- _EXERCISE INSTRUCTIONS_:
Return the material below in full and exactly.

Data items
--- Start ---
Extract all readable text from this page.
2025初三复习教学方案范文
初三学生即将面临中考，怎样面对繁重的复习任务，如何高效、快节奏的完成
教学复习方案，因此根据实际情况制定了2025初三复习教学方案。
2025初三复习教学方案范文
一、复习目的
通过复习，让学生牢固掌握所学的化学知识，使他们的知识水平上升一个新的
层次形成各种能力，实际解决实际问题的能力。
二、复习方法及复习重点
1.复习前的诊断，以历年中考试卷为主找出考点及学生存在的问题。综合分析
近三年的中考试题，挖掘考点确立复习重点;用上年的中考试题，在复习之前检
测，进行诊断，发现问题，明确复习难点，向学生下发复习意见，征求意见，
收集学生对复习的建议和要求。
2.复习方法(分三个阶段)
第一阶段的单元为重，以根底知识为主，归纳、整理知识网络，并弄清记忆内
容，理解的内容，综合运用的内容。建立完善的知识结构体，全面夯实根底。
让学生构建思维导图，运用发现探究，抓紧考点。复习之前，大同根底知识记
--- End ---
- _EXERCISE OUTPUT_:
Extract all readable text from this page.
2025初三复习教学方案范文
初三学生即将面临中考，怎样面对繁重的复习任务，如何高效、快节奏的完成
教学复习方案，因此根据实际情况制定了2025初三复习教学方案。
2025初三复习教学方案范文
一、复习目的
通过复习，让学生牢固掌握所学的化学知识，使他们的知识水平上升一个新的
层次形成各种能力，实际解决实际问题的能力。
二、复习方法及复习重点
1.复习前的诊断，以历年中考试卷为主找出考点及学生存在的问题。综合分析
近三年的中考试题，挖掘考点确立复习重点;用上年的中考试题，在复习之前检
测，进行诊断，发现问题，明确复习难点，向学生下发复习意见，征求意见，
收集学生对复习的建议和要求。
2.复习方法(分三个阶段)
第一阶段的单元为重，以根底知识为主，归纳、整理知识网络，并弄清记忆内
容，理解的内容，综合运用的内容。建立完善的知识结构体，全面夯实根底。
让学生构建思维导图，运用发现探究，抓紧考点。复习之前，大同根底知识记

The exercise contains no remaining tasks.